## RECORDS
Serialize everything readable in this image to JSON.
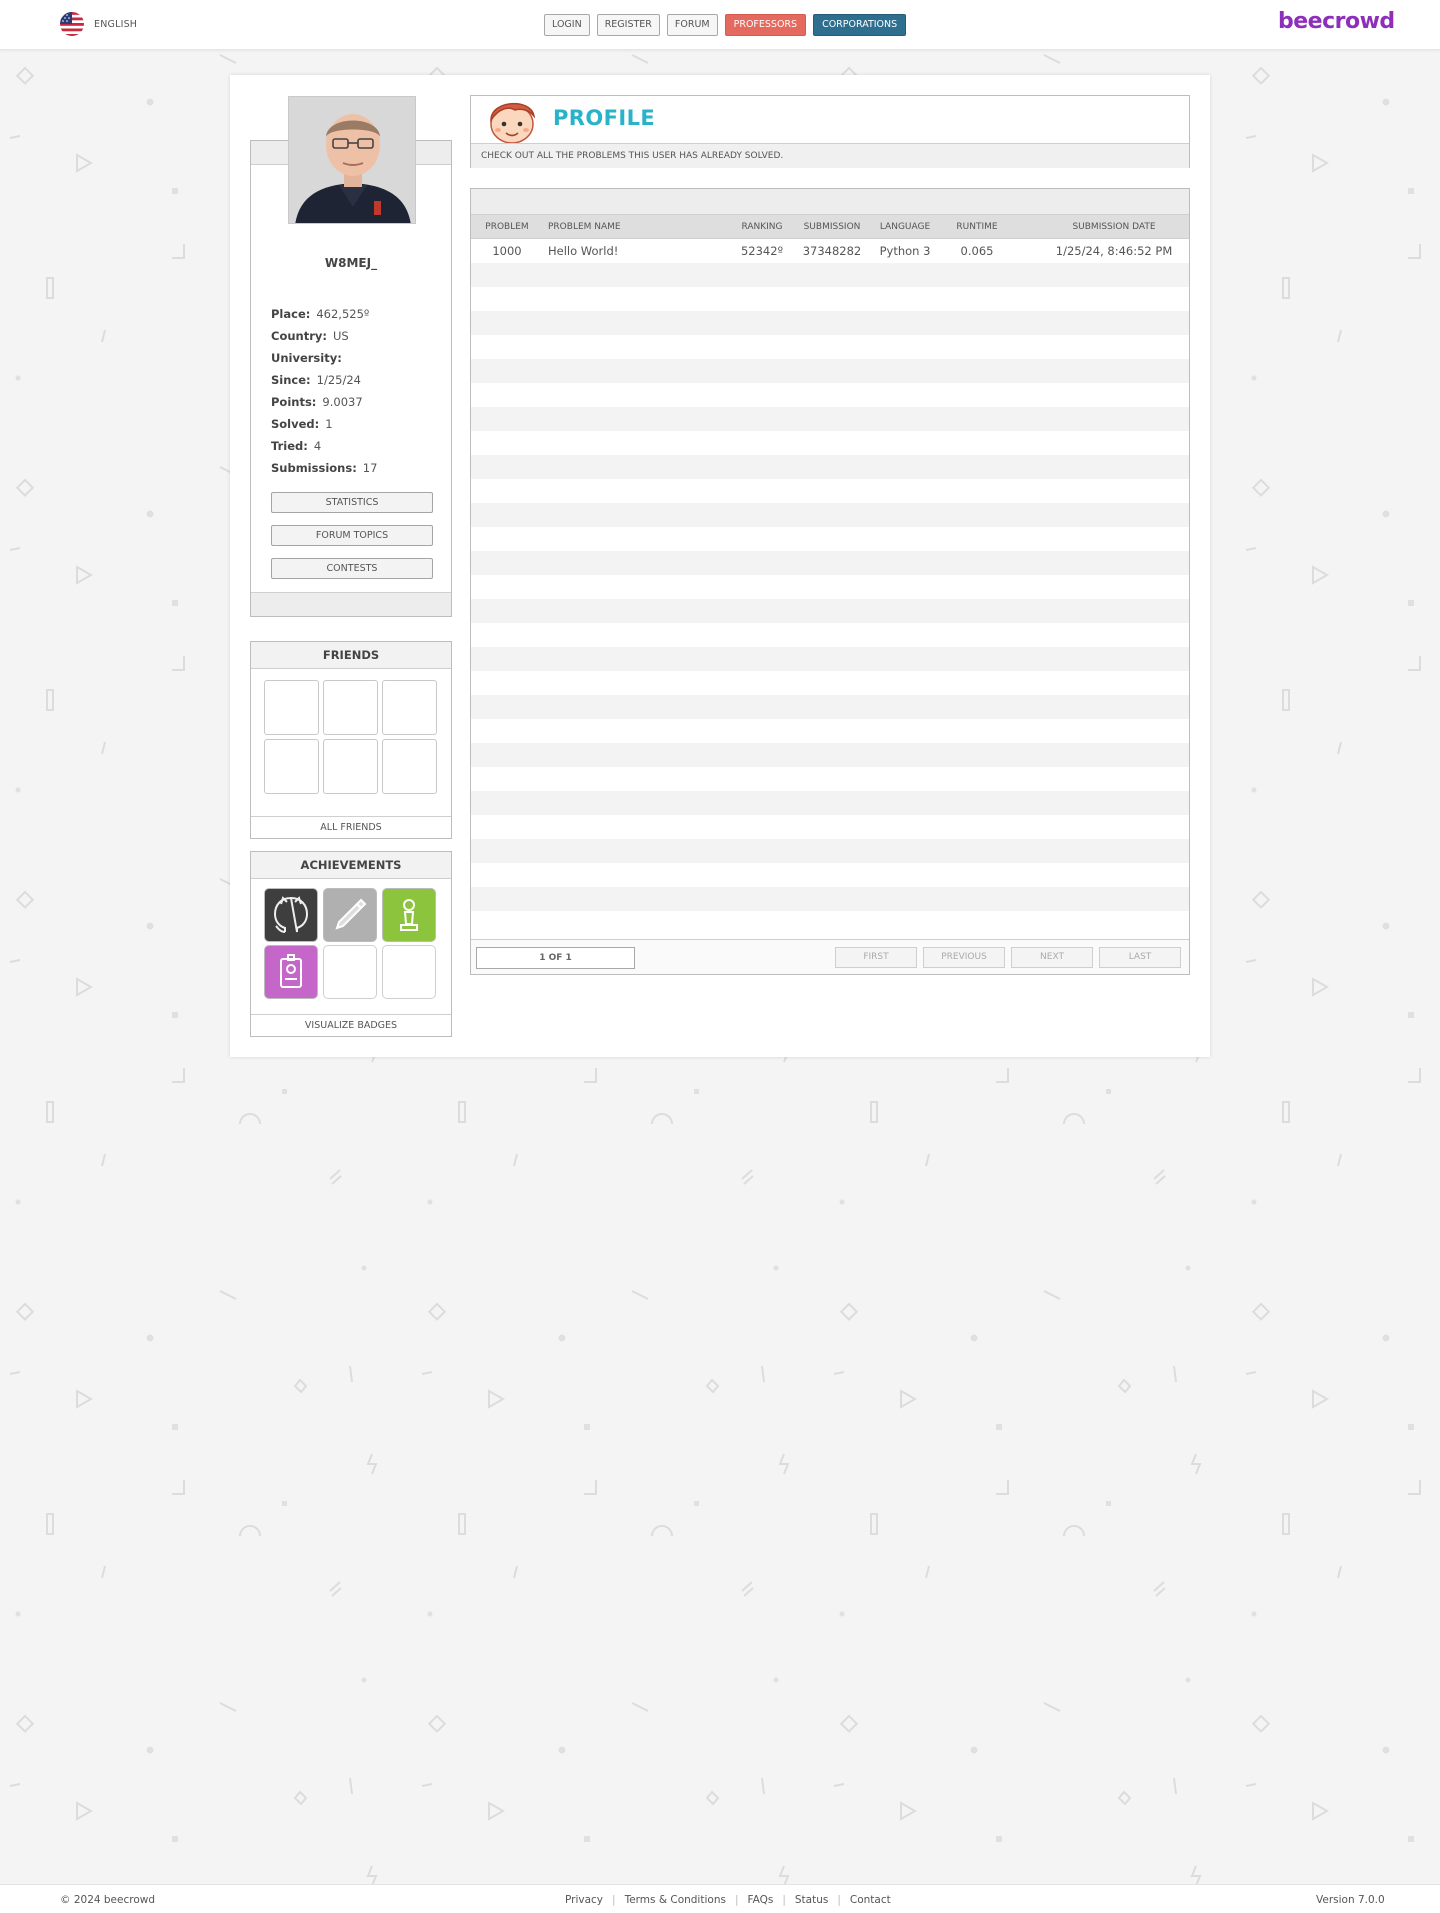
{
  "header": {
    "language": "ENGLISH",
    "nav": {
      "login": "LOGIN",
      "register": "REGISTER",
      "forum": "FORUM",
      "professors": "PROFESSORS",
      "corporations": "CORPORATIONS"
    },
    "brand": "beecrowd"
  },
  "user": {
    "username": "W8MEJ_",
    "info": [
      {
        "key": "Place:",
        "value": "462,525º"
      },
      {
        "key": "Country:",
        "value": "US"
      },
      {
        "key": "University:",
        "value": ""
      },
      {
        "key": "Since:",
        "value": "1/25/24"
      },
      {
        "key": "Points:",
        "value": "9.0037"
      },
      {
        "key": "Solved:",
        "value": "1"
      },
      {
        "key": "Tried:",
        "value": "4"
      },
      {
        "key": "Submissions:",
        "value": "17"
      }
    ],
    "buttons": {
      "statistics": "STATISTICS",
      "forum_topics": "FORUM TOPICS",
      "contests": "CONTESTS"
    }
  },
  "friends": {
    "title": "FRIENDS",
    "footer": "ALL FRIENDS"
  },
  "achievements": {
    "title": "ACHIEVEMENTS",
    "footer": "VISUALIZE BADGES",
    "badges": [
      "github-badge-icon",
      "pencil-badge-icon",
      "chess-pawn-badge-icon",
      "id-card-badge-icon"
    ]
  },
  "profile": {
    "title": "PROFILE",
    "subtitle": "CHECK OUT ALL THE PROBLEMS THIS USER HAS ALREADY SOLVED."
  },
  "table": {
    "columns": {
      "problem": "PROBLEM",
      "problem_name": "PROBLEM NAME",
      "ranking": "RANKING",
      "submission": "SUBMISSION",
      "language": "LANGUAGE",
      "runtime": "RUNTIME",
      "submission_date": "SUBMISSION DATE"
    },
    "rows": [
      {
        "problem": "1000",
        "problem_name": "Hello World!",
        "ranking": "52342º",
        "submission": "37348282",
        "language": "Python 3",
        "runtime": "0.065",
        "submission_date": "1/25/24, 8:46:52 PM"
      }
    ],
    "pagination": {
      "indicator": "1 OF 1",
      "first": "FIRST",
      "previous": "PREVIOUS",
      "next": "NEXT",
      "last": "LAST"
    }
  },
  "footer": {
    "copyright": "© 2024 beecrowd",
    "links": {
      "privacy": "Privacy",
      "terms": "Terms & Conditions",
      "faqs": "FAQs",
      "status": "Status",
      "contact": "Contact"
    },
    "version": "Version 7.0.0"
  },
  "colors": {
    "brand": "#8e2fbb",
    "profile_title": "#2ab3c8",
    "professors": "#e4695e",
    "corporations": "#2e6f90"
  }
}
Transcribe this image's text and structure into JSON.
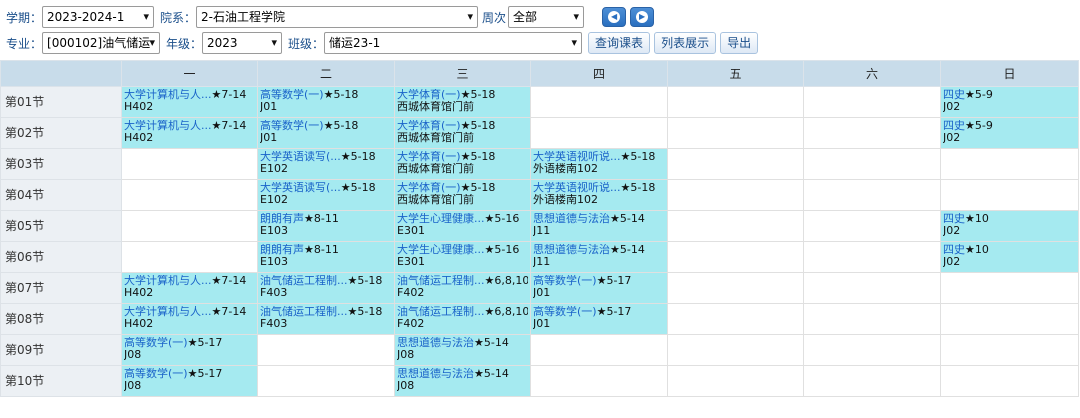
{
  "filters": {
    "term_label": "学期：",
    "term_value": "2023-2024-1",
    "dept_label": "院系：",
    "dept_value": "2-石油工程学院",
    "week_label": "周次",
    "week_value": "全部",
    "major_label": "专业：",
    "major_value": "[000102]油气储运",
    "grade_label": "年级：",
    "grade_value": "2023",
    "class_label": "班级：",
    "class_value": "储运23-1",
    "arrow": "▾"
  },
  "buttons": {
    "prev": "◀",
    "next": "▶",
    "query": "查询课表",
    "list": "列表展示",
    "export": "导出"
  },
  "timetable": {
    "days": [
      "",
      "一",
      "二",
      "三",
      "四",
      "五",
      "六",
      "日"
    ],
    "sections": [
      "第01节",
      "第02节",
      "第03节",
      "第04节",
      "第05节",
      "第06节",
      "第07节",
      "第08节",
      "第09节",
      "第10节"
    ],
    "rows": [
      [
        {
          "course": "大学计算机与人...",
          "weeks": "★7-14",
          "room": "H402"
        },
        {
          "course": "高等数学(一)",
          "weeks": "★5-18",
          "room": "J01"
        },
        {
          "course": "大学体育(一)",
          "weeks": "★5-18",
          "room": "西城体育馆门前"
        },
        null,
        null,
        null,
        {
          "course": "四史",
          "weeks": "★5-9",
          "room": "J02"
        }
      ],
      [
        {
          "course": "大学计算机与人...",
          "weeks": "★7-14",
          "room": "H402"
        },
        {
          "course": "高等数学(一)",
          "weeks": "★5-18",
          "room": "J01"
        },
        {
          "course": "大学体育(一)",
          "weeks": "★5-18",
          "room": "西城体育馆门前"
        },
        null,
        null,
        null,
        {
          "course": "四史",
          "weeks": "★5-9",
          "room": "J02"
        }
      ],
      [
        null,
        {
          "course": "大学英语读写(...",
          "weeks": "★5-18",
          "room": "E102"
        },
        {
          "course": "大学体育(一)",
          "weeks": "★5-18",
          "room": "西城体育馆门前"
        },
        {
          "course": "大学英语视听说...",
          "weeks": "★5-18",
          "room": "外语楼南102"
        },
        null,
        null,
        null
      ],
      [
        null,
        {
          "course": "大学英语读写(...",
          "weeks": "★5-18",
          "room": "E102"
        },
        {
          "course": "大学体育(一)",
          "weeks": "★5-18",
          "room": "西城体育馆门前"
        },
        {
          "course": "大学英语视听说...",
          "weeks": "★5-18",
          "room": "外语楼南102"
        },
        null,
        null,
        null
      ],
      [
        null,
        {
          "course": "朗朗有声",
          "weeks": "★8-11",
          "room": "E103"
        },
        {
          "course": "大学生心理健康...",
          "weeks": "★5-16",
          "room": "E301"
        },
        {
          "course": "思想道德与法治",
          "weeks": "★5-14",
          "room": "J11"
        },
        null,
        null,
        {
          "course": "四史",
          "weeks": "★10",
          "room": "J02"
        }
      ],
      [
        null,
        {
          "course": "朗朗有声",
          "weeks": "★8-11",
          "room": "E103"
        },
        {
          "course": "大学生心理健康...",
          "weeks": "★5-16",
          "room": "E301"
        },
        {
          "course": "思想道德与法治",
          "weeks": "★5-14",
          "room": "J11"
        },
        null,
        null,
        {
          "course": "四史",
          "weeks": "★10",
          "room": "J02"
        }
      ],
      [
        {
          "course": "大学计算机与人...",
          "weeks": "★7-14",
          "room": "H402"
        },
        {
          "course": "油气储运工程制...",
          "weeks": "★5-18",
          "room": "F403"
        },
        {
          "course": "油气储运工程制...",
          "weeks": "★6,8,10",
          "room": "F402"
        },
        {
          "course": "高等数学(一)",
          "weeks": "★5-17",
          "room": "J01"
        },
        null,
        null,
        null
      ],
      [
        {
          "course": "大学计算机与人...",
          "weeks": "★7-14",
          "room": "H402"
        },
        {
          "course": "油气储运工程制...",
          "weeks": "★5-18",
          "room": "F403"
        },
        {
          "course": "油气储运工程制...",
          "weeks": "★6,8,10",
          "room": "F402"
        },
        {
          "course": "高等数学(一)",
          "weeks": "★5-17",
          "room": "J01"
        },
        null,
        null,
        null
      ],
      [
        {
          "course": "高等数学(一)",
          "weeks": "★5-17",
          "room": "J08"
        },
        null,
        {
          "course": "思想道德与法治",
          "weeks": "★5-14",
          "room": "J08"
        },
        null,
        null,
        null,
        null
      ],
      [
        {
          "course": "高等数学(一)",
          "weeks": "★5-17",
          "room": "J08"
        },
        null,
        {
          "course": "思想道德与法治",
          "weeks": "★5-14",
          "room": "J08"
        },
        null,
        null,
        null,
        null
      ]
    ]
  },
  "colors": {
    "occupied_cell": "#a5eaf0",
    "header_bg": "#c8dcea",
    "link_blue": "#1a63c9"
  }
}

## WHAT THE EXERCISE ASKS
Print every entry exactly as written, without the pictures.

## TASK OUTPUT
Serialize everything readable in this image to JSON.
{
  "header": {
    "language": "ENGLISH",
    "nav": {
      "login": "LOGIN",
      "register": "REGISTER",
      "forum": "FORUM",
      "professors": "PROFESSORS",
      "corporations": "CORPORATIONS"
    },
    "brand": "beecrowd"
  },
  "user": {
    "username": "W8MEJ_",
    "info": [
      {
        "key": "Place:",
        "value": "462,525º"
      },
      {
        "key": "Country:",
        "value": "US"
      },
      {
        "key": "University:",
        "value": ""
      },
      {
        "key": "Since:",
        "value": "1/25/24"
      },
      {
        "key": "Points:",
        "value": "9.0037"
      },
      {
        "key": "Solved:",
        "value": "1"
      },
      {
        "key": "Tried:",
        "value": "4"
      },
      {
        "key": "Submissions:",
        "value": "17"
      }
    ],
    "buttons": {
      "statistics": "STATISTICS",
      "forum_topics": "FORUM TOPICS",
      "contests": "CONTESTS"
    }
  },
  "friends": {
    "title": "FRIENDS",
    "footer": "ALL FRIENDS"
  },
  "achievements": {
    "title": "ACHIEVEMENTS",
    "footer": "VISUALIZE BADGES",
    "badges": [
      "github-badge-icon",
      "pencil-badge-icon",
      "chess-pawn-badge-icon",
      "id-card-badge-icon"
    ]
  },
  "profile": {
    "title": "PROFILE",
    "subtitle": "CHECK OUT ALL THE PROBLEMS THIS USER HAS ALREADY SOLVED."
  },
  "table": {
    "columns": {
      "problem": "PROBLEM",
      "problem_name": "PROBLEM NAME",
      "ranking": "RANKING",
      "submission": "SUBMISSION",
      "language": "LANGUAGE",
      "runtime": "RUNTIME",
      "submission_date": "SUBMISSION DATE"
    },
    "rows": [
      {
        "problem": "1000",
        "problem_name": "Hello World!",
        "ranking": "52342º",
        "submission": "37348282",
        "language": "Python 3",
        "runtime": "0.065",
        "submission_date": "1/25/24, 8:46:52 PM"
      }
    ],
    "pagination": {
      "indicator": "1 OF 1",
      "first": "FIRST",
      "previous": "PREVIOUS",
      "next": "NEXT",
      "last": "LAST"
    }
  },
  "footer": {
    "copyright": "© 2024 beecrowd",
    "links": {
      "privacy": "Privacy",
      "terms": "Terms & Conditions",
      "faqs": "FAQs",
      "status": "Status",
      "contact": "Contact"
    },
    "version": "Version 7.0.0"
  },
  "colors": {
    "brand": "#8e2fbb",
    "profile_title": "#2ab3c8",
    "professors": "#e4695e",
    "corporations": "#2e6f90"
  }
}
Transcribe this image's text and structure into JSON.
{
  "filters": {
    "term_label": "学期：",
    "term_value": "2023-2024-1",
    "dept_label": "院系：",
    "dept_value": "2-石油工程学院",
    "week_label": "周次",
    "week_value": "全部",
    "major_label": "专业：",
    "major_value": "[000102]油气储运",
    "grade_label": "年级：",
    "grade_value": "2023",
    "class_label": "班级：",
    "class_value": "储运23-1",
    "arrow": "▾"
  },
  "buttons": {
    "prev": "◀",
    "next": "▶",
    "query": "查询课表",
    "list": "列表展示",
    "export": "导出"
  },
  "timetable": {
    "days": [
      "",
      "一",
      "二",
      "三",
      "四",
      "五",
      "六",
      "日"
    ],
    "sections": [
      "第01节",
      "第02节",
      "第03节",
      "第04节",
      "第05节",
      "第06节",
      "第07节",
      "第08节",
      "第09节",
      "第10节"
    ],
    "rows": [
      [
        {
          "course": "大学计算机与人...",
          "weeks": "★7-14",
          "room": "H402"
        },
        {
          "course": "高等数学(一)",
          "weeks": "★5-18",
          "room": "J01"
        },
        {
          "course": "大学体育(一)",
          "weeks": "★5-18",
          "room": "西城体育馆门前"
        },
        null,
        null,
        null,
        {
          "course": "四史",
          "weeks": "★5-9",
          "room": "J02"
        }
      ],
      [
        {
          "course": "大学计算机与人...",
          "weeks": "★7-14",
          "room": "H402"
        },
        {
          "course": "高等数学(一)",
          "weeks": "★5-18",
          "room": "J01"
        },
        {
          "course": "大学体育(一)",
          "weeks": "★5-18",
          "room": "西城体育馆门前"
        },
        null,
        null,
        null,
        {
          "course": "四史",
          "weeks": "★5-9",
          "room": "J02"
        }
      ],
      [
        null,
        {
          "course": "大学英语读写(...",
          "weeks": "★5-18",
          "room": "E102"
        },
        {
          "course": "大学体育(一)",
          "weeks": "★5-18",
          "room": "西城体育馆门前"
        },
        {
          "course": "大学英语视听说...",
          "weeks": "★5-18",
          "room": "外语楼南102"
        },
        null,
        null,
        null
      ],
      [
        null,
        {
          "course": "大学英语读写(...",
          "weeks": "★5-18",
          "room": "E102"
        },
        {
          "course": "大学体育(一)",
          "weeks": "★5-18",
          "room": "西城体育馆门前"
        },
        {
          "course": "大学英语视听说...",
          "weeks": "★5-18",
          "room": "外语楼南102"
        },
        null,
        null,
        null
      ],
      [
        null,
        {
          "course": "朗朗有声",
          "weeks": "★8-11",
          "room": "E103"
        },
        {
          "course": "大学生心理健康...",
          "weeks": "★5-16",
          "room": "E301"
        },
        {
          "course": "思想道德与法治",
          "weeks": "★5-14",
          "room": "J11"
        },
        null,
        null,
        {
          "course": "四史",
          "weeks": "★10",
          "room": "J02"
        }
      ],
      [
        null,
        {
          "course": "朗朗有声",
          "weeks": "★8-11",
          "room": "E103"
        },
        {
          "course": "大学生心理健康...",
          "weeks": "★5-16",
          "room": "E301"
        },
        {
          "course": "思想道德与法治",
          "weeks": "★5-14",
          "room": "J11"
        },
        null,
        null,
        {
          "course": "四史",
          "weeks": "★10",
          "room": "J02"
        }
      ],
      [
        {
          "course": "大学计算机与人...",
          "weeks": "★7-14",
          "room": "H402"
        },
        {
          "course": "油气储运工程制...",
          "weeks": "★5-18",
          "room": "F403"
        },
        {
          "course": "油气储运工程制...",
          "weeks": "★6,8,10",
          "room": "F402"
        },
        {
          "course": "高等数学(一)",
          "weeks": "★5-17",
          "room": "J01"
        },
        null,
        null,
        null
      ],
      [
        {
          "course": "大学计算机与人...",
          "weeks": "★7-14",
          "room": "H402"
        },
        {
          "course": "油气储运工程制...",
          "weeks": "★5-18",
          "room": "F403"
        },
        {
          "course": "油气储运工程制...",
          "weeks": "★6,8,10",
          "room": "F402"
        },
        {
          "course": "高等数学(一)",
          "weeks": "★5-17",
          "room": "J01"
        },
        null,
        null,
        null
      ],
      [
        {
          "course": "高等数学(一)",
          "weeks": "★5-17",
          "room": "J08"
        },
        null,
        {
          "course": "思想道德与法治",
          "weeks": "★5-14",
          "room": "J08"
        },
        null,
        null,
        null,
        null
      ],
      [
        {
          "course": "高等数学(一)",
          "weeks": "★5-17",
          "room": "J08"
        },
        null,
        {
          "course": "思想道德与法治",
          "weeks": "★5-14",
          "room": "J08"
        },
        null,
        null,
        null,
        null
      ]
    ]
  },
  "colors": {
    "occupied_cell": "#a5eaf0",
    "header_bg": "#c8dcea",
    "link_blue": "#1a63c9"
  }
}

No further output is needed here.